Copy out the listing in full, exactly as written, but not its pictures.
===== Input
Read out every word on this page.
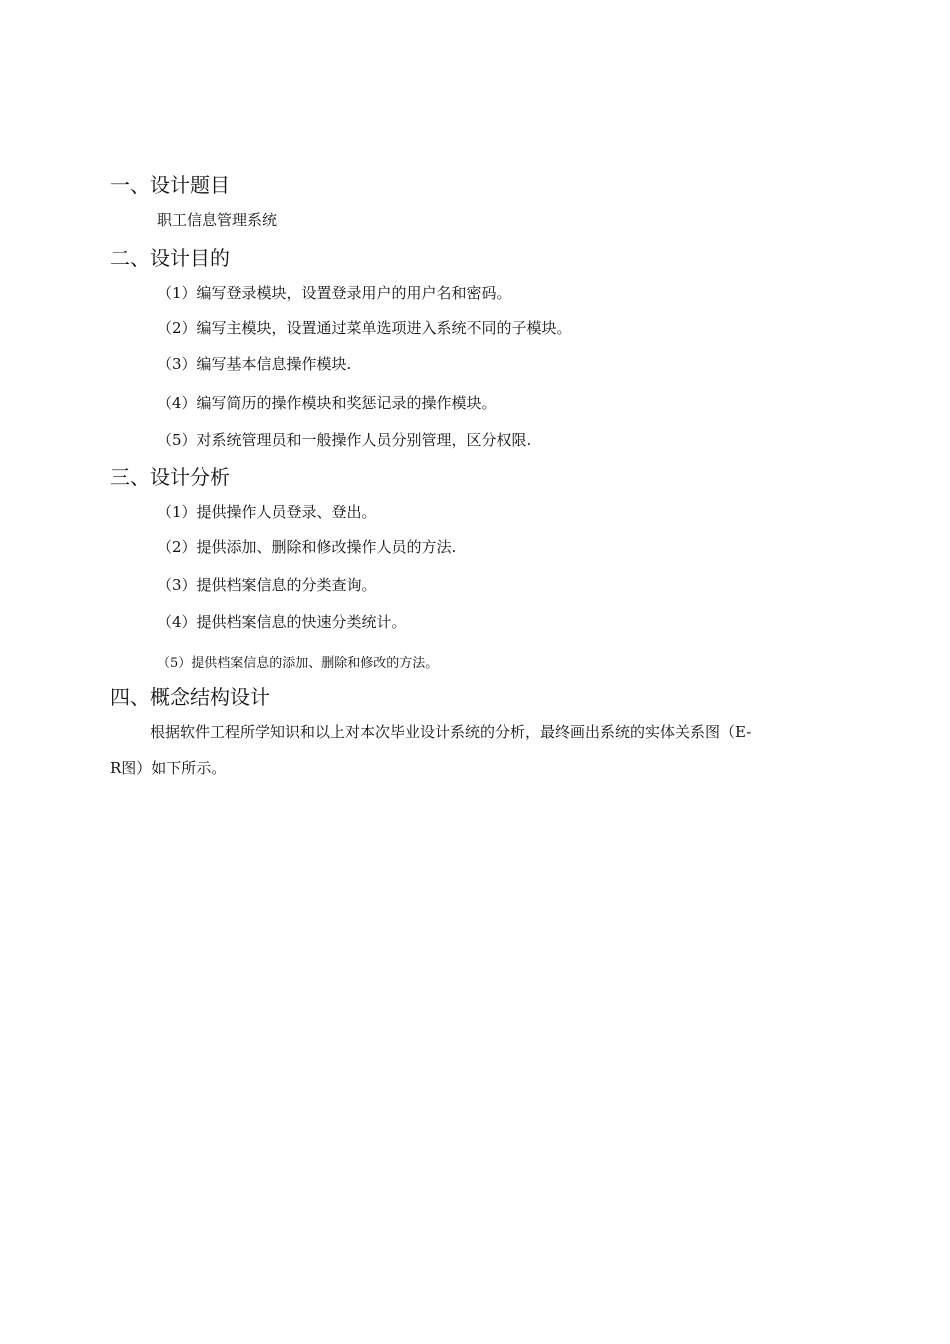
一、设计题目
职工信息管理系统
二、设计目的
（1）编写登录模块，设置登录用户的用户名和密码。
（2）编写主模块，设置通过菜单选项进入系统不同的子模块。
（3）编写基本信息操作模块.
（4）编写简历的操作模块和奖惩记录的操作模块。
（5）对系统管理员和一般操作人员分别管理，区分权限.
三、设计分析
（1）提供操作人员登录、登出。
（2）提供添加、删除和修改操作人员的方法.
（3）提供档案信息的分类查询。
（4）提供档案信息的快速分类统计。
（5）提供档案信息的添加、删除和修改的方法。
四、概念结构设计
根据软件工程所学知识和以上对本次毕业设计系统的分析，最终画出系统的实体关系图（E-
R图）如下所示。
==========
_Result for this task_
Read out every word on this page.
一、设计题目
职工信息管理系统
二、设计目的
（1）编写登录模块，设置登录用户的用户名和密码。
（2）编写主模块，设置通过菜单选项进入系统不同的子模块。
（3）编写基本信息操作模块.
（4）编写简历的操作模块和奖惩记录的操作模块。
（5）对系统管理员和一般操作人员分别管理，区分权限.
三、设计分析
（1）提供操作人员登录、登出。
（2）提供添加、删除和修改操作人员的方法.
（3）提供档案信息的分类查询。
（4）提供档案信息的快速分类统计。
（5）提供档案信息的添加、删除和修改的方法。
四、概念结构设计
根据软件工程所学知识和以上对本次毕业设计系统的分析，最终画出系统的实体关系图（E-
R图）如下所示。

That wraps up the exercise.